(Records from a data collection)
___

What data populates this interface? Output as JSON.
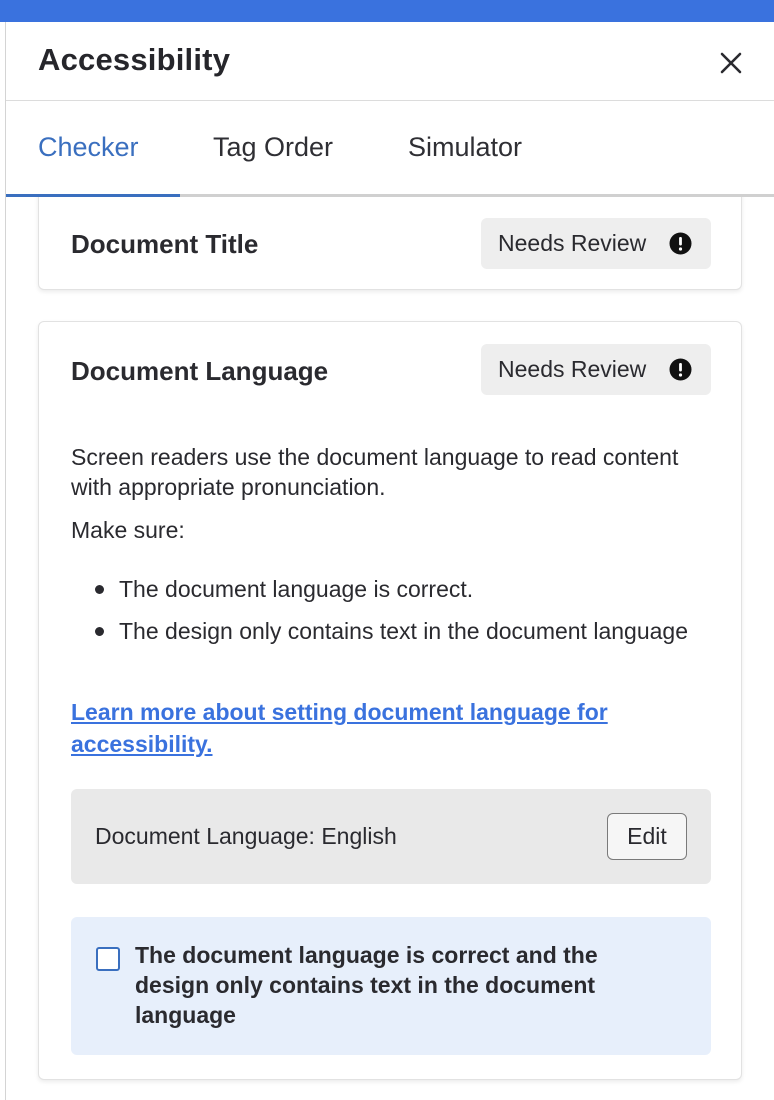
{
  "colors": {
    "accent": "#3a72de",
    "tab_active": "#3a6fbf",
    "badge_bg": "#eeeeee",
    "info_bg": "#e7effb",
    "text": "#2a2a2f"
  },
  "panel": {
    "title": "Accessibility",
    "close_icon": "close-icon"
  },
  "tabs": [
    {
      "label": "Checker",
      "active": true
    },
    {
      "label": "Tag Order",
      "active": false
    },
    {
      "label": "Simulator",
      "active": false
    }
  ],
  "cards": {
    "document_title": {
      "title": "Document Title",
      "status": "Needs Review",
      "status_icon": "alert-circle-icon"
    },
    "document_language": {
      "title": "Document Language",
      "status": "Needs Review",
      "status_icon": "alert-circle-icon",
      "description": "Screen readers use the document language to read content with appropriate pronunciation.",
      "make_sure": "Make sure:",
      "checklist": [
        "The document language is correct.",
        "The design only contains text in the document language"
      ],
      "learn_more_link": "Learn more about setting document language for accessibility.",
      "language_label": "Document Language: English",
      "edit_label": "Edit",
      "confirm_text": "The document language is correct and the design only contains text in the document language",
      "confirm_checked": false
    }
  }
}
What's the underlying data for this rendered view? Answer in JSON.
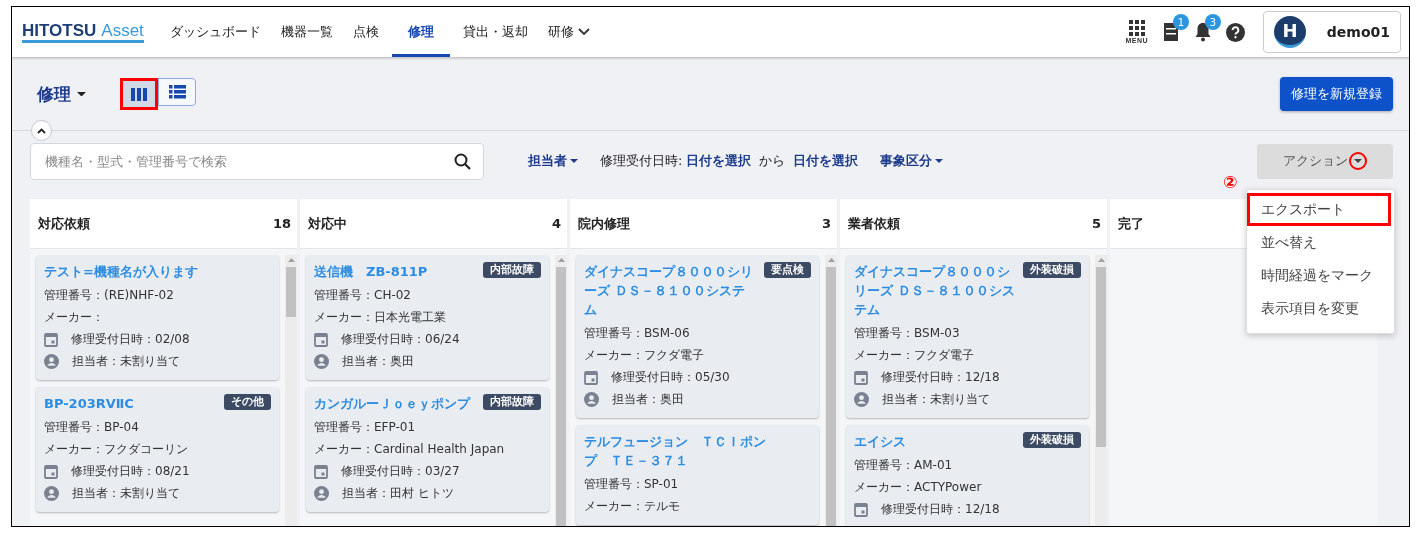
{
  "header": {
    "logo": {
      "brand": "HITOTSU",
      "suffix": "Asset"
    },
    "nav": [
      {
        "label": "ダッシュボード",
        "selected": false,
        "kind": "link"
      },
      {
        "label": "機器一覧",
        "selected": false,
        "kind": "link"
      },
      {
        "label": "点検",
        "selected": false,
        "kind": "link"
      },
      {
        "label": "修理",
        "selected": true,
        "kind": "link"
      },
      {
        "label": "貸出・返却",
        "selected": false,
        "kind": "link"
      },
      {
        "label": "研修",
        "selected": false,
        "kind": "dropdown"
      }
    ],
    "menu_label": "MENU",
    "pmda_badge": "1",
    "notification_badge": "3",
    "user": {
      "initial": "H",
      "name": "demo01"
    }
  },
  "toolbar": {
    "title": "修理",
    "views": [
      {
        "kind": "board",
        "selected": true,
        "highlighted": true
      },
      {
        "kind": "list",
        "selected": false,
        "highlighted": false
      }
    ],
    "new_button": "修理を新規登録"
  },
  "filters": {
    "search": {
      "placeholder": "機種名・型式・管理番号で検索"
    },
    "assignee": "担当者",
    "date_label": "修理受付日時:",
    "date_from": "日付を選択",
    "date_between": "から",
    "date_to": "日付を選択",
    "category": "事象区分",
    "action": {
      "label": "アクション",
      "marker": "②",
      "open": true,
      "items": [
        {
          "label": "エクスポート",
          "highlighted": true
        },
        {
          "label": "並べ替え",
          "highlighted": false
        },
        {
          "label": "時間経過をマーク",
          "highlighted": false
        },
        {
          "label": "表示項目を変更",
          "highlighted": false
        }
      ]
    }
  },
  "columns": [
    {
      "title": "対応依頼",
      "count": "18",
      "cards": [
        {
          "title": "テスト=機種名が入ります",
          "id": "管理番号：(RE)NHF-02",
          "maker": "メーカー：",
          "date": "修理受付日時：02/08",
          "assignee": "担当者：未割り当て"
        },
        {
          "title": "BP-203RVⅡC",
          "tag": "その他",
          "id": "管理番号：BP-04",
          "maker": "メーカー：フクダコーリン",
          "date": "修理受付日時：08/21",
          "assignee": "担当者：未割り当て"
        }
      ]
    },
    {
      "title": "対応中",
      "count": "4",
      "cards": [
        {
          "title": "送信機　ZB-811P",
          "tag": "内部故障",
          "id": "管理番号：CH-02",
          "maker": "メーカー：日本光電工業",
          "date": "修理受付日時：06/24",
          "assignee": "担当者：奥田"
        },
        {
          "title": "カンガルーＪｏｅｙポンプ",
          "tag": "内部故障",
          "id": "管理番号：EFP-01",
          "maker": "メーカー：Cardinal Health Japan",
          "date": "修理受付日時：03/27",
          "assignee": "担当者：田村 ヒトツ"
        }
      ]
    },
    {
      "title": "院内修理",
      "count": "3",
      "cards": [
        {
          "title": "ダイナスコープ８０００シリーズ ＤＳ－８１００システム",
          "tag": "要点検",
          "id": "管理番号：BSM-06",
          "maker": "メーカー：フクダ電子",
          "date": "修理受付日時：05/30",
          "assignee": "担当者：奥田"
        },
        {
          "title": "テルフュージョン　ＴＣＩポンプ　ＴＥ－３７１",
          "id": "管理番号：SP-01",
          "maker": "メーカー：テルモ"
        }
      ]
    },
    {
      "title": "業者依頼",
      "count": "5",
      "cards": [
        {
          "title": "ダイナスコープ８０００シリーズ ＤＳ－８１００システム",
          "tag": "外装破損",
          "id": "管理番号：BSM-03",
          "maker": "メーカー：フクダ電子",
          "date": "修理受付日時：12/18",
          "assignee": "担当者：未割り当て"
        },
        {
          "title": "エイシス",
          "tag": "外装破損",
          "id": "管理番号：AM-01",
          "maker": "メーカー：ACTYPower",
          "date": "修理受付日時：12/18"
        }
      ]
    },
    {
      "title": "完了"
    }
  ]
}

___

• Problem to solve: Within the records above, how many lines include the word "maker"? State the number by itself.

• Response below: 8